Problems to solve:
- 1) List the usernames of everyone who posts in the tow bar thread, each name once.
- 2) In the tow bar thread, repeat everything from "# Tow bar for" down to "one for sale.", word for word.

Excerpt:
- - -
# Tow bar for Sundance



## phil4francoise

I have finally come around to the fact that I need to tow a small car with us on long trips away. It is a pain sometimes not having transport other than your motor home. Any way can any one suggest a good place to get a tow bar made/fitted for my sundance 630L .I live in the south east. Or even better does anyone have one for sale.


----------



## pete4x4

Alko Germany do one, you can get it from Swift via your dealer comes complete with the CAN interface module, connects at the back of the van in the nearside locker.

Pete


----------



## antpurley

Hi we were advised NOT to have tow bar etc due to the long overhang, I'm sure its in the manual someone on here will know


----------



## pete4x4

antpurley said:


> Hi we were advised NOT to have tow bar etc due to the long overhang, I'm sure its in the manual someone on here will know


You were advised wrongly, it's a factory fit option but can be retrospectively fitted.
- - -
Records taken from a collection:

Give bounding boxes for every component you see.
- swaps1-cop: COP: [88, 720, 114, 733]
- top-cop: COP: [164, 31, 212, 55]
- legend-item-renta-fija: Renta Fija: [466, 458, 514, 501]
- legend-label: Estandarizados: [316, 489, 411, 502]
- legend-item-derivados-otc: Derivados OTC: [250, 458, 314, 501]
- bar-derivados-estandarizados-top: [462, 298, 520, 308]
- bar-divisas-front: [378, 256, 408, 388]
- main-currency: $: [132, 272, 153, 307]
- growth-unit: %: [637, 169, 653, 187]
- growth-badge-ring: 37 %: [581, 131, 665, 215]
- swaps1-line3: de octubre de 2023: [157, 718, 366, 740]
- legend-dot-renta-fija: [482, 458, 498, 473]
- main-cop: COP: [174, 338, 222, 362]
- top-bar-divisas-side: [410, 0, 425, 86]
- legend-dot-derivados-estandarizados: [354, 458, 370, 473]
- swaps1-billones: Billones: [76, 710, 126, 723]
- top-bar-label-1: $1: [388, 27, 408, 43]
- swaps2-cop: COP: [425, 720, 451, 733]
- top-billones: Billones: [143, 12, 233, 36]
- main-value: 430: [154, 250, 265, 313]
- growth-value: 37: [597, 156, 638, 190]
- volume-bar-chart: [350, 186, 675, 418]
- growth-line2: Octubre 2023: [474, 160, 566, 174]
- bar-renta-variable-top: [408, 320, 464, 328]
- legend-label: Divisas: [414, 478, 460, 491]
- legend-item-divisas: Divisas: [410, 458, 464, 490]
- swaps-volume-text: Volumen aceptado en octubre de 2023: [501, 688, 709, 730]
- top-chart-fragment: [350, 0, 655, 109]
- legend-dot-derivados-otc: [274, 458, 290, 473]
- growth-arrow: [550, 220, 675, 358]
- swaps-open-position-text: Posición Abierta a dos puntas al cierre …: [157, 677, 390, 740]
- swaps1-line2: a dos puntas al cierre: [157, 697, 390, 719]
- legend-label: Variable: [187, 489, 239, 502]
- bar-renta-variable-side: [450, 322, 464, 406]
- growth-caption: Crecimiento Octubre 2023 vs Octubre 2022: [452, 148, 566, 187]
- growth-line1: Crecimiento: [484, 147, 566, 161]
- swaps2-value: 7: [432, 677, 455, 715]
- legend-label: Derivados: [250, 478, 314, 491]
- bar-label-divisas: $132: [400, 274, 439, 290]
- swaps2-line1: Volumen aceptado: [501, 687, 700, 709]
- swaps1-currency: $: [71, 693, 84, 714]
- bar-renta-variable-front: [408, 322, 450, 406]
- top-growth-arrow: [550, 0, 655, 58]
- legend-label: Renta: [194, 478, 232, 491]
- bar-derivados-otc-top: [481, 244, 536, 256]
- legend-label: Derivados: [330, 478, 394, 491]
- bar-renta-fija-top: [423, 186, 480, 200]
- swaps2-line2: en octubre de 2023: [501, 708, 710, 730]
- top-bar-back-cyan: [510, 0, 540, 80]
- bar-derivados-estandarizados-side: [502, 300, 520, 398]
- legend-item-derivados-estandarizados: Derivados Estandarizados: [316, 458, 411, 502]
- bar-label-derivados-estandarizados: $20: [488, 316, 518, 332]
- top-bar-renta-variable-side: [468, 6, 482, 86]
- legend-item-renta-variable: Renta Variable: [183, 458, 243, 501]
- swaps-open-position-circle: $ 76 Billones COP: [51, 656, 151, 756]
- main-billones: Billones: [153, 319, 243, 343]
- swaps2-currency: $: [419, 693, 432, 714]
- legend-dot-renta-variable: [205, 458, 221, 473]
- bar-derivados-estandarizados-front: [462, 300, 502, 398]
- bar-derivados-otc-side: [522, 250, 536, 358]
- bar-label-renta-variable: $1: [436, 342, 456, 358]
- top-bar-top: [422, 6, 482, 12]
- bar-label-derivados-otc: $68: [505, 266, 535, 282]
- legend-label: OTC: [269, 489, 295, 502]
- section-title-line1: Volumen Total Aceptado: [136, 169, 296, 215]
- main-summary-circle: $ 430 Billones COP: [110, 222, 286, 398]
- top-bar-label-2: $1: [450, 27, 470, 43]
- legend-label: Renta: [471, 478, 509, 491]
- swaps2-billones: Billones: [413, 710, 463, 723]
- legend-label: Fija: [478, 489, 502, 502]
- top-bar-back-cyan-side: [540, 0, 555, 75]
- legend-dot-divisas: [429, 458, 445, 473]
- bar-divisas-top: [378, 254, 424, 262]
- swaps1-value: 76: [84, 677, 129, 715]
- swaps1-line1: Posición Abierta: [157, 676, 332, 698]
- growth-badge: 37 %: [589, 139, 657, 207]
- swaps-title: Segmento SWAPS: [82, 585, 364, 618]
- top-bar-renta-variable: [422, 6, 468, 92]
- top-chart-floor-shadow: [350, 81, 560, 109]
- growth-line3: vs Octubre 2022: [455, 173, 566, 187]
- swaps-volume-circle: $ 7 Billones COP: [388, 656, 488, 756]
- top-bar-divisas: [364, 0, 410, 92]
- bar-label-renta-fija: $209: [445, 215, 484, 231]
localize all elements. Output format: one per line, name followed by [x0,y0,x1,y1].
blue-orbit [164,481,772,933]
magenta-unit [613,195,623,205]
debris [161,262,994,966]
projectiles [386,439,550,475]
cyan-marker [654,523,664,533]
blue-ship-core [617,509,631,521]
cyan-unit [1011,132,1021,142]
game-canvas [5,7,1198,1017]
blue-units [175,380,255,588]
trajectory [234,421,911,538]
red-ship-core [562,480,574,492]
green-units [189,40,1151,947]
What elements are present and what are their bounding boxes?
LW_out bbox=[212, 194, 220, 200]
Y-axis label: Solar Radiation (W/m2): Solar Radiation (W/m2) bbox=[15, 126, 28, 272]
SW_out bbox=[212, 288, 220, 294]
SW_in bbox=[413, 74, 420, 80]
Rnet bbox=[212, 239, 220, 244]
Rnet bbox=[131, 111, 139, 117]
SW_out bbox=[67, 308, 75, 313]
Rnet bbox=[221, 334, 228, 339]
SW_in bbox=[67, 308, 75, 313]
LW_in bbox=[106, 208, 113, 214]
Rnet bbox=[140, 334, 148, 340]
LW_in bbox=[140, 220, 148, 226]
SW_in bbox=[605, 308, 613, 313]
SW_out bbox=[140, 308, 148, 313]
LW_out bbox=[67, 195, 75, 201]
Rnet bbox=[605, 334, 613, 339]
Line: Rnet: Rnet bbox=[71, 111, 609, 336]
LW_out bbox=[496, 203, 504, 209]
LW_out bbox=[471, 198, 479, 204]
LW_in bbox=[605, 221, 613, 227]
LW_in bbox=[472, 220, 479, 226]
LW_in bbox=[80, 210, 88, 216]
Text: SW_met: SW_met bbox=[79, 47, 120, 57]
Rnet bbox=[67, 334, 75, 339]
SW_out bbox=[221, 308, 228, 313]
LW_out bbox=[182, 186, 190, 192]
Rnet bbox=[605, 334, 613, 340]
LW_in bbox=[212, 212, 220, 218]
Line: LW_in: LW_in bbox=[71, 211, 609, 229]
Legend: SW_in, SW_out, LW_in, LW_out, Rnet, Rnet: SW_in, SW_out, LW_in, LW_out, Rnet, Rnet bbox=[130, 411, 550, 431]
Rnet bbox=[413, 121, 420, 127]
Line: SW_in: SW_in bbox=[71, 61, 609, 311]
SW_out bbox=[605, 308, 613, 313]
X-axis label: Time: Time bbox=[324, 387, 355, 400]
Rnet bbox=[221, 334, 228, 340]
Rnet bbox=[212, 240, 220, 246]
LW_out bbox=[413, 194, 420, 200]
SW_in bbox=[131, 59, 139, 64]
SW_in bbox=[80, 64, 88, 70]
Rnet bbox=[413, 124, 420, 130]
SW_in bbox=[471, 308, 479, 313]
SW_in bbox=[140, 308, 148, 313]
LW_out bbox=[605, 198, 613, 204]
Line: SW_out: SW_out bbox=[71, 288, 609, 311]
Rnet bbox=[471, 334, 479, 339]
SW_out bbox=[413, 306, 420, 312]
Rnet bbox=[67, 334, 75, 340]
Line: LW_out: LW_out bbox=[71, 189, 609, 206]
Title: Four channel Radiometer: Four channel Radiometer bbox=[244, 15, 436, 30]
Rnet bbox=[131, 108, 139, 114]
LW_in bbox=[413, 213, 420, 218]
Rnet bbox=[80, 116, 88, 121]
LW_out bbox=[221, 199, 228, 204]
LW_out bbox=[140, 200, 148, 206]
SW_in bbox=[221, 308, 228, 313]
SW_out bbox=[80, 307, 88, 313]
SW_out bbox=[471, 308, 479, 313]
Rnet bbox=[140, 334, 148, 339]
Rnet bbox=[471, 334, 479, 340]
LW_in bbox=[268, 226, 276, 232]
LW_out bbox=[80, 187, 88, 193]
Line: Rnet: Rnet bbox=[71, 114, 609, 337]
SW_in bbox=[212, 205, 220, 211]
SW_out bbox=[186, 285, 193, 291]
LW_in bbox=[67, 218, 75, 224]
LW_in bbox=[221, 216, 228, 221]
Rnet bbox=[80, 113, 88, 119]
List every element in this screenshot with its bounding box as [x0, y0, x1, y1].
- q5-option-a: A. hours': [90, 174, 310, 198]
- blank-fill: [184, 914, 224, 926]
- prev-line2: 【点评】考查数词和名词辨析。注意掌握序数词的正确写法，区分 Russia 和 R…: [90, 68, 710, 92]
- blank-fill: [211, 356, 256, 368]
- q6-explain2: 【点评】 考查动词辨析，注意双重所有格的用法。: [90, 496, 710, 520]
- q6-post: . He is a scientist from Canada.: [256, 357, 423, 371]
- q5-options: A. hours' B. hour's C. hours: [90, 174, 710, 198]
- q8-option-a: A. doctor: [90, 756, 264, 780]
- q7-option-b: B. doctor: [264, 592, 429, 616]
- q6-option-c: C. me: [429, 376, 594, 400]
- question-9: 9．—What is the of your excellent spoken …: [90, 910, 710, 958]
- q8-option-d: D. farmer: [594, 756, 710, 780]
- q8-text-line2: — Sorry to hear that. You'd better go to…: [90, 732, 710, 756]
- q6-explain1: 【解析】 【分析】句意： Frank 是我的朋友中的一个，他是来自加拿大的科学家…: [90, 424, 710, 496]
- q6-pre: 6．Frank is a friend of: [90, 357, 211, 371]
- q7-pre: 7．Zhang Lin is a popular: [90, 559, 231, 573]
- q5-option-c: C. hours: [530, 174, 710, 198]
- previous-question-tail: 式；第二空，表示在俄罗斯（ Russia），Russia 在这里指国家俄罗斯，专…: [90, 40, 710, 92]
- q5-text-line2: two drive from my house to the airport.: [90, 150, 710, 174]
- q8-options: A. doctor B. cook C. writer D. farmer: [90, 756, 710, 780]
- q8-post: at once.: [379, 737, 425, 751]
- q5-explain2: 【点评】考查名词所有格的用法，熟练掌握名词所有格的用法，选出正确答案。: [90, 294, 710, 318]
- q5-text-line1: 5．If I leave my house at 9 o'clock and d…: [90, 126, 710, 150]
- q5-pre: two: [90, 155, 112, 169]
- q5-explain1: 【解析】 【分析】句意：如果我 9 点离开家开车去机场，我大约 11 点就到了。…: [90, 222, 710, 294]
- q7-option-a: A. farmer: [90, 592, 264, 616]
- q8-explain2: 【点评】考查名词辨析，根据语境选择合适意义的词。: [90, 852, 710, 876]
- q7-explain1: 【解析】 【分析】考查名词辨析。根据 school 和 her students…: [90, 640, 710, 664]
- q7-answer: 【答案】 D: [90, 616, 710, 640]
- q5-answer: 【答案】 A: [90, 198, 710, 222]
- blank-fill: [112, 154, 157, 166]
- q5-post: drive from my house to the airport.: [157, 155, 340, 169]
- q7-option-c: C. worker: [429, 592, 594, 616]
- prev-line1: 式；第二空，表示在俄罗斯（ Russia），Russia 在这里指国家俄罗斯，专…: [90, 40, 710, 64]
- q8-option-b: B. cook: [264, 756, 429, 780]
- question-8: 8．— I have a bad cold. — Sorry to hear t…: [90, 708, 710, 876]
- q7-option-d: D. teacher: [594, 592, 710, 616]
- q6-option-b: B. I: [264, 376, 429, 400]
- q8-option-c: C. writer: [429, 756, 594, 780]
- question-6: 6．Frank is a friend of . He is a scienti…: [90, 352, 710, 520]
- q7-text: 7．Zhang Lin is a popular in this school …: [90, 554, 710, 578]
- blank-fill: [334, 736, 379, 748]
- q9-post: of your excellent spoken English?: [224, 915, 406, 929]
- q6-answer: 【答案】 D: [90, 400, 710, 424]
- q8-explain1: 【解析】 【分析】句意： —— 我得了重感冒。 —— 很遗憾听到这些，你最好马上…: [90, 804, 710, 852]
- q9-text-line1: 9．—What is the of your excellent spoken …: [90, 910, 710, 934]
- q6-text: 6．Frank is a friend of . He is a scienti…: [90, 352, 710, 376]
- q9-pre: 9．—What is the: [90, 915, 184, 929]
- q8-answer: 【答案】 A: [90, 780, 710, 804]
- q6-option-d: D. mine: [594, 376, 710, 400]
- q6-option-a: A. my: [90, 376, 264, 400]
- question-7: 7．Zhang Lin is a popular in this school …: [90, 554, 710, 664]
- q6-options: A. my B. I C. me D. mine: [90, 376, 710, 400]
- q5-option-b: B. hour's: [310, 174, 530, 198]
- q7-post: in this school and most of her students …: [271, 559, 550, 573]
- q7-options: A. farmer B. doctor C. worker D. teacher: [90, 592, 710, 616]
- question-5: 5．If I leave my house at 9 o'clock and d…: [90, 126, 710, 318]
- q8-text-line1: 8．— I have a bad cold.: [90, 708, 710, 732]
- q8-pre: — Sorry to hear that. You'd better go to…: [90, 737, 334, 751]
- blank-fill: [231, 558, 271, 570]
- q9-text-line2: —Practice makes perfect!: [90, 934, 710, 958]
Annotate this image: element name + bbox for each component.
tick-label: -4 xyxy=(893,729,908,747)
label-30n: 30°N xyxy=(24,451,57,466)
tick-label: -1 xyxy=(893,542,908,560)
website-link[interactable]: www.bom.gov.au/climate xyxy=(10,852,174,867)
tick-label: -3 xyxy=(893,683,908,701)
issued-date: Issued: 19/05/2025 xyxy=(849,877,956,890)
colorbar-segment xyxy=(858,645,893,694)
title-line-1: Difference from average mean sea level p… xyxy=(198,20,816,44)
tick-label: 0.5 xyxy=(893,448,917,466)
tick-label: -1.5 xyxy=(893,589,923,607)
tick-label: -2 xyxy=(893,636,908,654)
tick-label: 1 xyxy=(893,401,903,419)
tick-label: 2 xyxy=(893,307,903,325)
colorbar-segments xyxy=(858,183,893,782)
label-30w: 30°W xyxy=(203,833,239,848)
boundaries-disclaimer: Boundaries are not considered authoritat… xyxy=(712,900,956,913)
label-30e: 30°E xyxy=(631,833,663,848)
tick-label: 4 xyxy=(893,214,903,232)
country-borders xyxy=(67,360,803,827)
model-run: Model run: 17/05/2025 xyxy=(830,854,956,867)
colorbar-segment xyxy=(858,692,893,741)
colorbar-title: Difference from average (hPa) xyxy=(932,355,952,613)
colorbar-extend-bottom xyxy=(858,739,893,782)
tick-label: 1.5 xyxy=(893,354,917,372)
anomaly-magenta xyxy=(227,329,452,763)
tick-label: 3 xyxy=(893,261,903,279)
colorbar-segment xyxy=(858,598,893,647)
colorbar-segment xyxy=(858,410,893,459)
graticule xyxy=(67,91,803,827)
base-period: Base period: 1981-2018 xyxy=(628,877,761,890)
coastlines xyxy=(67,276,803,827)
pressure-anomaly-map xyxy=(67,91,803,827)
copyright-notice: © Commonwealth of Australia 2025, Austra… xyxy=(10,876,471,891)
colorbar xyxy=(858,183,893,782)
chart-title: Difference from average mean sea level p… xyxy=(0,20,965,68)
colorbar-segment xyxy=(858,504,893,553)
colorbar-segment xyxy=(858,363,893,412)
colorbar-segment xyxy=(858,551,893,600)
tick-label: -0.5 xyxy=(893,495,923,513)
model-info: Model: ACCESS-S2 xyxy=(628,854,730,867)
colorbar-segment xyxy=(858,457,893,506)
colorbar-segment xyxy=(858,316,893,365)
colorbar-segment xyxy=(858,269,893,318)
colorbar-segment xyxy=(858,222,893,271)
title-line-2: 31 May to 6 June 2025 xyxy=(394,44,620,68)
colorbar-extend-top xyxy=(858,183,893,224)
- - -
Correct answers:
- 1) phil4francoise, pete4x4, antpurley

- 2)
# Tow bar for Sundance



## phil4francoise

I have finally come around to the fact that I need to tow a small car with us on long trips away. It is a pain sometimes not having transport other than your motor home. Any way can any one suggest a good place to get a tow bar made/fitted for my sundance 630L .I live in the south east. Or even better does anyone have one for sale.